▸ RECORDED INFORMATION:
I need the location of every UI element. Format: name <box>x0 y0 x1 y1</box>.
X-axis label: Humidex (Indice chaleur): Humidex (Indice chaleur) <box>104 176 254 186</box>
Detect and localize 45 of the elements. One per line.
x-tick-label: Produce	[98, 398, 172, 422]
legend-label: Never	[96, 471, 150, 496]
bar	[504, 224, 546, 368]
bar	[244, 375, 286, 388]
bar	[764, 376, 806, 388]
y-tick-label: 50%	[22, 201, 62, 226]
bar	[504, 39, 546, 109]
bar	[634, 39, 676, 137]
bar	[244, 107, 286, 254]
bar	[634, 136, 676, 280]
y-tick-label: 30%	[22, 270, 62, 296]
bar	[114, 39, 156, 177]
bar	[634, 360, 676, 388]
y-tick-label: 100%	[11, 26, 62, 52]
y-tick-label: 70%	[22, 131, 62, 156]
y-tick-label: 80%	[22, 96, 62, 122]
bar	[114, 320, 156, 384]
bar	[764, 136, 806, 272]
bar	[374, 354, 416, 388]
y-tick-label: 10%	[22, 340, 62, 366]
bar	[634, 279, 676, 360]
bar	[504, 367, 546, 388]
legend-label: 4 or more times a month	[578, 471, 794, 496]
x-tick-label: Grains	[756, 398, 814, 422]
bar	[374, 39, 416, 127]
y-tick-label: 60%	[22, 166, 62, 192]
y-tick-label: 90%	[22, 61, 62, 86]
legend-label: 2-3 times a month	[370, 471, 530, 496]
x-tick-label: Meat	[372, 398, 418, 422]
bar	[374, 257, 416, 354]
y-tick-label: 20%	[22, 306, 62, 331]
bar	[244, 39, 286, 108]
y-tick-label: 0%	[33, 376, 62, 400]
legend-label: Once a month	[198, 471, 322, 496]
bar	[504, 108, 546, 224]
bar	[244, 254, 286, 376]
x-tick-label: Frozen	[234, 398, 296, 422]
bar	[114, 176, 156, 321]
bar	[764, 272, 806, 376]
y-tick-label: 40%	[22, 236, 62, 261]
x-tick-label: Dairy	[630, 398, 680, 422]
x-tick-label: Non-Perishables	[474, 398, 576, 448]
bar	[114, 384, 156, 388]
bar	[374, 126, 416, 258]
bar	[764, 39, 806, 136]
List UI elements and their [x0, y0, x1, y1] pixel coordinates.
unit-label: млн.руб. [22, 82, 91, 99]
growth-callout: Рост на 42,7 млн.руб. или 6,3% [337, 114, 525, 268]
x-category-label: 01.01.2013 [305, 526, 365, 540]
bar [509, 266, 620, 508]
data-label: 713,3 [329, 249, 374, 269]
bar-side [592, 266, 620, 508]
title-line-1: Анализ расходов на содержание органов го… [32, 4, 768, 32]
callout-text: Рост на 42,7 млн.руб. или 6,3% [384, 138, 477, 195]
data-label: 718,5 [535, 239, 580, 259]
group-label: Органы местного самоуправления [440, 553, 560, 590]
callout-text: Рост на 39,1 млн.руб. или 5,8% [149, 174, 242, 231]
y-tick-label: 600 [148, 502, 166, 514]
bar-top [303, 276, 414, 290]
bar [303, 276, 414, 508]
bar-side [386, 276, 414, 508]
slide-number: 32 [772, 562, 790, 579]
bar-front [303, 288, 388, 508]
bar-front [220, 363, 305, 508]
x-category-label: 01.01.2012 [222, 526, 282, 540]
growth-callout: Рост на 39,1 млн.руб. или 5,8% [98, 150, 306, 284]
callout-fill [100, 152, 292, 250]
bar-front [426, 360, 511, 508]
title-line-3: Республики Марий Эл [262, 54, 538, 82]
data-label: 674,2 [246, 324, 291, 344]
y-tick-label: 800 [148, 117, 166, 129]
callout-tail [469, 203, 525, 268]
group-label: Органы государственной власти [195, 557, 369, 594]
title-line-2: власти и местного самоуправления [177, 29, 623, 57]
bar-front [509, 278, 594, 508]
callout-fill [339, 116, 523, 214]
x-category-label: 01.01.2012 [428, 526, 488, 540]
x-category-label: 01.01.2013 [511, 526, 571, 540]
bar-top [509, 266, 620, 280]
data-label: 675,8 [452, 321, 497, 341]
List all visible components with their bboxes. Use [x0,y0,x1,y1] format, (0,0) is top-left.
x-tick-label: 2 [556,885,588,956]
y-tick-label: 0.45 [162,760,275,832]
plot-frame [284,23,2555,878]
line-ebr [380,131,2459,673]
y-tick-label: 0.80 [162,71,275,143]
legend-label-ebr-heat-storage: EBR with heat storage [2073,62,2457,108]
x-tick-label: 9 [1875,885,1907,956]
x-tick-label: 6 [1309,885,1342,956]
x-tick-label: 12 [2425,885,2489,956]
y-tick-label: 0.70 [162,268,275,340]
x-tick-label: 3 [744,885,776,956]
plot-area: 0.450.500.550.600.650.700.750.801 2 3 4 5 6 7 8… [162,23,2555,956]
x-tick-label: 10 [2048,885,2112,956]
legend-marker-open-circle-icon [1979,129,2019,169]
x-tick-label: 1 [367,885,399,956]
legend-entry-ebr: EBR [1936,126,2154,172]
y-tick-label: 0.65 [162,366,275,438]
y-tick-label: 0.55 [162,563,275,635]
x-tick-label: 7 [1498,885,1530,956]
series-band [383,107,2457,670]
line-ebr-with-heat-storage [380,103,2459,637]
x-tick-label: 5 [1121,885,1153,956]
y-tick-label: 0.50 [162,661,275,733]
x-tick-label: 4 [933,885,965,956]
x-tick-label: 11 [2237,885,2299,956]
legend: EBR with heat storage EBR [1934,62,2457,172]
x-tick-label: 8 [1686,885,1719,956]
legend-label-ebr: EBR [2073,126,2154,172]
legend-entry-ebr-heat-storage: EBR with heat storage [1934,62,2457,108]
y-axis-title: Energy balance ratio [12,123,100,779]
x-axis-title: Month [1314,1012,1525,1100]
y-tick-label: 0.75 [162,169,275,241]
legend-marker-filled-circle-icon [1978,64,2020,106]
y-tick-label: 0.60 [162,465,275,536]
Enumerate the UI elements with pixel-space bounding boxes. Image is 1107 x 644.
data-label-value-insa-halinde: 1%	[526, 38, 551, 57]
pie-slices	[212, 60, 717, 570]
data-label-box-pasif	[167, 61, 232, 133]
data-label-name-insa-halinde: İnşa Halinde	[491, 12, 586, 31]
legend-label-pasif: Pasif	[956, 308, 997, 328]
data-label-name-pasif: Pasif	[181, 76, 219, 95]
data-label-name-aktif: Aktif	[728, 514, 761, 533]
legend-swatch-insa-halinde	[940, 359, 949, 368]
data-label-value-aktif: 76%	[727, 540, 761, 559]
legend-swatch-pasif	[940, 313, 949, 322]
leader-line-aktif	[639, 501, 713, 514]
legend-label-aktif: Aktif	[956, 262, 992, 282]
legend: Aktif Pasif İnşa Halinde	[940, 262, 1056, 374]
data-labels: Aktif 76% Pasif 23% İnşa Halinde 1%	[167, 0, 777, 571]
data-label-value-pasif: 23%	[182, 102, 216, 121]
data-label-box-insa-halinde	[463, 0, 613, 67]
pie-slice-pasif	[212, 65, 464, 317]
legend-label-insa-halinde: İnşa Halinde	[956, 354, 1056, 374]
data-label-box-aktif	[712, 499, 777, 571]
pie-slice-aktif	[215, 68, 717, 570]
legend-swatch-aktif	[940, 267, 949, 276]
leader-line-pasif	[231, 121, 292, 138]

▸ GIVEN PROBLEM:
Recast every line of the items above as a numbered list, omitting any blank lines.

▸ ANSWER TO THE PROBLEM:
1. I need the location of every UI element. Format: name <box>x0 y0 x1 y1</box>.
2. X-axis label: Humidex (Indice chaleur): Humidex (Indice chaleur) <box>104 176 254 186</box>
3. Detect and localize 45 of the elements. One per line.
4. x-tick-label: Produce	[98, 398, 172, 422]
5. legend-label: Never	[96, 471, 150, 496]
6. bar	[504, 224, 546, 368]
7. bar	[244, 375, 286, 388]
8. bar	[764, 376, 806, 388]
9. y-tick-label: 50%	[22, 201, 62, 226]
10. bar	[504, 39, 546, 109]
11. bar	[634, 39, 676, 137]
12. bar	[244, 107, 286, 254]
13. bar	[634, 136, 676, 280]
14. y-tick-label: 30%	[22, 270, 62, 296]
15. bar	[114, 39, 156, 177]
16. bar	[634, 360, 676, 388]
17. y-tick-label: 100%	[11, 26, 62, 52]
18. y-tick-label: 70%	[22, 131, 62, 156]
19. y-tick-label: 80%	[22, 96, 62, 122]
20. bar	[114, 320, 156, 384]
21. bar	[764, 136, 806, 272]
22. bar	[374, 354, 416, 388]
23. y-tick-label: 10%	[22, 340, 62, 366]
24. bar	[634, 279, 676, 360]
25. bar	[504, 367, 546, 388]
26. legend-label: 4 or more times a month	[578, 471, 794, 496]
27. x-tick-label: Grains	[756, 398, 814, 422]
28. bar	[374, 39, 416, 127]
29. y-tick-label: 60%	[22, 166, 62, 192]
30. y-tick-label: 90%	[22, 61, 62, 86]
31. legend-label: 2-3 times a month	[370, 471, 530, 496]
32. x-tick-label: Meat	[372, 398, 418, 422]
33. bar	[374, 257, 416, 354]
34. y-tick-label: 20%	[22, 306, 62, 331]
35. bar	[244, 39, 286, 108]
36. y-tick-label: 0%	[33, 376, 62, 400]
37. legend-label: Once a month	[198, 471, 322, 496]
38. bar	[504, 108, 546, 224]
39. bar	[244, 254, 286, 376]
40. x-tick-label: Frozen	[234, 398, 296, 422]
41. bar	[114, 176, 156, 321]
42. bar	[764, 272, 806, 376]
43. y-tick-label: 40%	[22, 236, 62, 261]
44. x-tick-label: Dairy	[630, 398, 680, 422]
45. x-tick-label: Non-Perishables	[474, 398, 576, 448]
46. bar	[114, 384, 156, 388]
47. bar	[374, 126, 416, 258]
48. bar	[764, 39, 806, 136]
49. List UI elements and their [x0, y0, x1, y1] pixel coordinates.
50. unit-label: млн.руб. [22, 82, 91, 99]
51. growth-callout: Рост на 42,7 млн.руб. или 6,3% [337, 114, 525, 268]
52. x-category-label: 01.01.2013 [305, 526, 365, 540]
53. bar [509, 266, 620, 508]
54. data-label: 713,3 [329, 249, 374, 269]
55. bar-side [592, 266, 620, 508]
56. title-line-1: Анализ расходов на содержание органов го… [32, 4, 768, 32]
57. callout-text: Рост на 42,7 млн.руб. или 6,3% [384, 138, 477, 195]
58. data-label: 718,5 [535, 239, 580, 259]
59. group-label: Органы местного самоуправления [440, 553, 560, 590]
60. callout-text: Рост на 39,1 млн.руб. или 5,8% [149, 174, 242, 231]
61. y-tick-label: 600 [148, 502, 166, 514]
62. bar-top [303, 276, 414, 290]
63. bar [303, 276, 414, 508]
64. bar-side [386, 276, 414, 508]
65. slide-number: 32 [772, 562, 790, 579]
66. bar-front [303, 288, 388, 508]
67. bar-front [220, 363, 305, 508]
68. x-category-label: 01.01.2012 [222, 526, 282, 540]
69. growth-callout: Рост на 39,1 млн.руб. или 5,8% [98, 150, 306, 284]
70. callout-fill [100, 152, 292, 250]
71. bar-front [426, 360, 511, 508]
72. title-line-3: Республики Марий Эл [262, 54, 538, 82]
73. data-label: 674,2 [246, 324, 291, 344]
74. y-tick-label: 800 [148, 117, 166, 129]
75. callout-tail [469, 203, 525, 268]
76. group-label: Органы государственной власти [195, 557, 369, 594]
77. title-line-2: власти и местного самоуправления [177, 29, 623, 57]
78. bar-front [509, 278, 594, 508]
79. callout-fill [339, 116, 523, 214]
80. x-category-label: 01.01.2012 [428, 526, 488, 540]
81. x-category-label: 01.01.2013 [511, 526, 571, 540]
82. bar-top [509, 266, 620, 280]
83. data-label: 675,8 [452, 321, 497, 341]
84. List all visible components with their bboxes. Use [x0,y0,x1,y1] format, (0,0) is top-left.
85. x-tick-label: 2 [556,885,588,956]
86. y-tick-label: 0.45 [162,760,275,832]
87. plot-frame [284,23,2555,878]
88. line-ebr [380,131,2459,673]
89. y-tick-label: 0.80 [162,71,275,143]
90. legend-label-ebr-heat-storage: EBR with heat storage [2073,62,2457,108]
91. x-tick-label: 9 [1875,885,1907,956]
92. x-tick-label: 6 [1309,885,1342,956]
93. x-tick-label: 12 [2425,885,2489,956]
94. y-tick-label: 0.70 [162,268,275,340]
95. x-tick-label: 3 [744,885,776,956]
96. plot-area: 0.450.500.550.600.650.700.750.801 2 3 4 5 6 7 8… [162,23,2555,956]
97. x-tick-label: 10 [2048,885,2112,956]
98. legend-marker-open-circle-icon [1979,129,2019,169]
99. x-tick-label: 1 [367,885,399,956]
100. legend-entry-ebr: EBR [1936,126,2154,172]
101. y-tick-label: 0.65 [162,366,275,438]
102. y-tick-label: 0.55 [162,563,275,635]
103. x-tick-label: 7 [1498,885,1530,956]
104. series-band [383,107,2457,670]
105. line-ebr-with-heat-storage [380,103,2459,637]
106. x-tick-label: 5 [1121,885,1153,956]
107. y-tick-label: 0.50 [162,661,275,733]
108. x-tick-label: 4 [933,885,965,956]
109. x-tick-label: 11 [2237,885,2299,956]
110. legend: EBR with heat storage EBR [1934,62,2457,172]
111. x-tick-label: 8 [1686,885,1719,956]
112. legend-label-ebr: EBR [2073,126,2154,172]
113. legend-entry-ebr-heat-storage: EBR with heat storage [1934,62,2457,108]
114. y-axis-title: Energy balance ratio [12,123,100,779]
115. x-axis-title: Month [1314,1012,1525,1100]
116. y-tick-label: 0.75 [162,169,275,241]
117. legend-marker-filled-circle-icon [1978,64,2020,106]
118. y-tick-label: 0.60 [162,465,275,536]
119. Enumerate the UI elements with pixel-space bounding boxes. Image is 1107 x 644.
120. data-label-value-insa-halinde: 1%	[526, 38, 551, 57]
121. pie-slices	[212, 60, 717, 570]
122. data-label-box-pasif	[167, 61, 232, 133]
123. data-label-name-insa-halinde: İnşa Halinde	[491, 12, 586, 31]
124. legend-label-pasif: Pasif	[956, 308, 997, 328]
125. data-label-name-pasif: Pasif	[181, 76, 219, 95]
126. data-label-name-aktif: Aktif	[728, 514, 761, 533]
127. legend-swatch-insa-halinde	[940, 359, 949, 368]
128. data-label-value-aktif: 76%	[727, 540, 761, 559]
129. legend-swatch-pasif	[940, 313, 949, 322]
130. leader-line-aktif	[639, 501, 713, 514]
131. legend-label-aktif: Aktif	[956, 262, 992, 282]
132. legend: Aktif Pasif İnşa Halinde	[940, 262, 1056, 374]
133. data-labels: Aktif 76% Pasif 23% İnşa Halinde 1%	[167, 0, 777, 571]
134. data-label-value-pasif: 23%	[182, 102, 216, 121]
135. data-label-box-insa-halinde	[463, 0, 613, 67]
136. pie-slice-pasif	[212, 65, 464, 317]
137. legend-label-insa-halinde: İnşa Halinde	[956, 354, 1056, 374]
138. data-label-box-aktif	[712, 499, 777, 571]
139. pie-slice-aktif	[215, 68, 717, 570]
140. legend-swatch-aktif	[940, 267, 949, 276]
141. leader-line-pasif	[231, 121, 292, 138]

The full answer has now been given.